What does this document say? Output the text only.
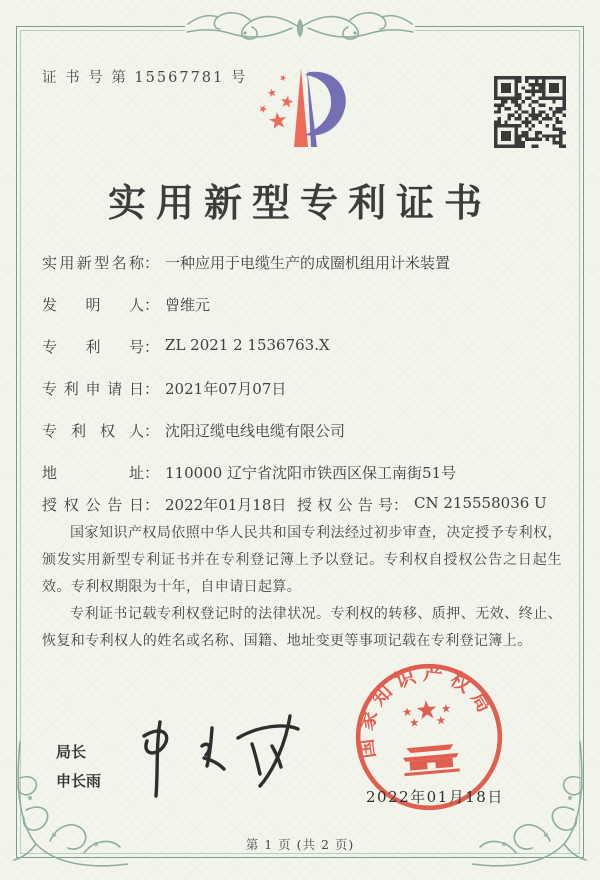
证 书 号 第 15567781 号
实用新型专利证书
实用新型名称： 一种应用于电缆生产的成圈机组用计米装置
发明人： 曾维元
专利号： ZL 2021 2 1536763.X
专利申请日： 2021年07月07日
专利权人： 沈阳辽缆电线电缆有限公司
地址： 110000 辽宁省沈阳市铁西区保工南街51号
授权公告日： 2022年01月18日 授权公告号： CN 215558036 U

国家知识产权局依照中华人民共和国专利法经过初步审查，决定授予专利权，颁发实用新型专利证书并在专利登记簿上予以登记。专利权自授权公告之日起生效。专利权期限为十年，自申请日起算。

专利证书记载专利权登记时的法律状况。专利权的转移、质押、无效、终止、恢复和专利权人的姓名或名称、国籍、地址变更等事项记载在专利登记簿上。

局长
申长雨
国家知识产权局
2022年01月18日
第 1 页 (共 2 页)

───

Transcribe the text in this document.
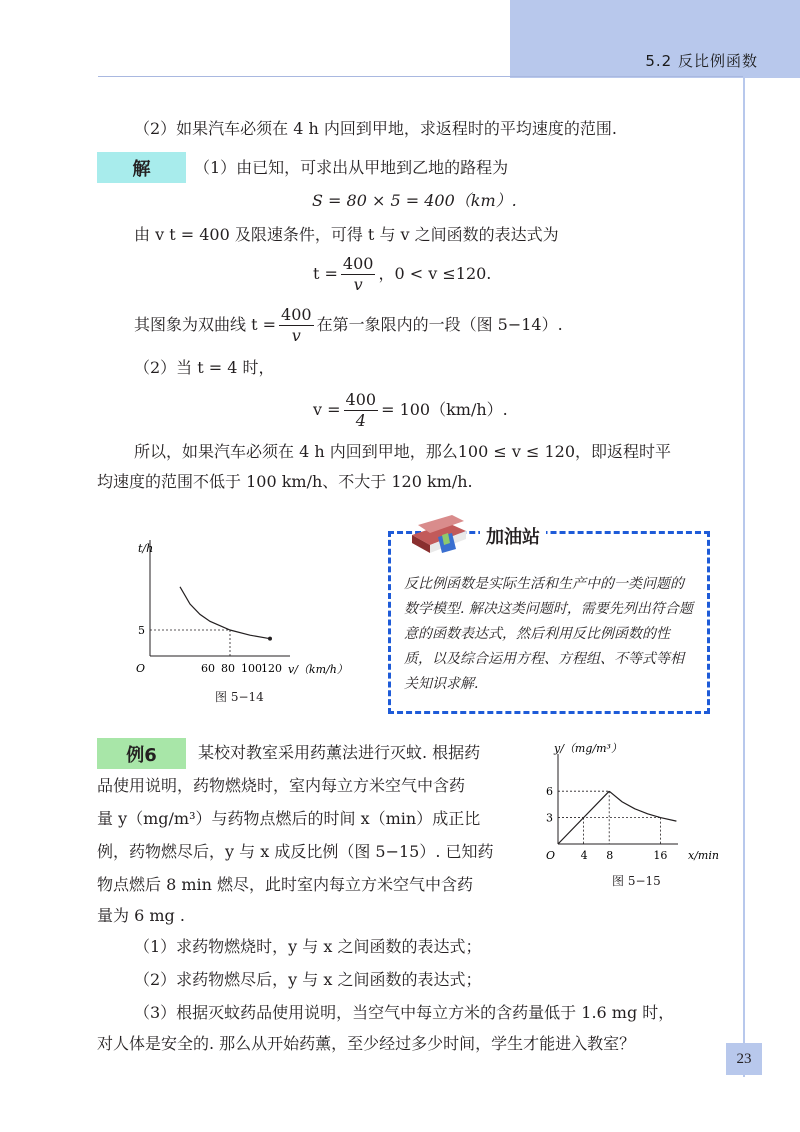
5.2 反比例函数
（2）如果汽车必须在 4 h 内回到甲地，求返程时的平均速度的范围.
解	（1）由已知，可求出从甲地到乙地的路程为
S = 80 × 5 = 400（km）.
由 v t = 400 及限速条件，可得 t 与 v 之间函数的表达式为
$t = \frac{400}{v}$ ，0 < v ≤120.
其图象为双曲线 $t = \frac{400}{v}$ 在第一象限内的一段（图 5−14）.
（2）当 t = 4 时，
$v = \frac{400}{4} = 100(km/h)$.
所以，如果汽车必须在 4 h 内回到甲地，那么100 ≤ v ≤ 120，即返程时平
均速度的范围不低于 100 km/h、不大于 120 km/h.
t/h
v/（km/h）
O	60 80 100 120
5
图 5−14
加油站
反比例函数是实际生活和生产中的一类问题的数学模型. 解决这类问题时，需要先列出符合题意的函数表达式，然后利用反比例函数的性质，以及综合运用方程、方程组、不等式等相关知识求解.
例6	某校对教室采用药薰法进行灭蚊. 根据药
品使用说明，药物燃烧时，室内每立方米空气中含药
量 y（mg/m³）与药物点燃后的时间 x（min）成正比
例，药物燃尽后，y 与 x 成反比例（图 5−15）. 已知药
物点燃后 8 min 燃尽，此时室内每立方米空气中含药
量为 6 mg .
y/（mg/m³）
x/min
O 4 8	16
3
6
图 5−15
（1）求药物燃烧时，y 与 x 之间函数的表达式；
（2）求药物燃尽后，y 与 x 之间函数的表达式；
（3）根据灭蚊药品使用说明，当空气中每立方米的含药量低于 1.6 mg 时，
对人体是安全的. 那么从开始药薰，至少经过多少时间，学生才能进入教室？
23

───

-- Exercise requirements --
Where a line in the entries holds "this", copy that line.

-- Written solution --
What does this document say? Output the text only.
Transcribe the text in this document.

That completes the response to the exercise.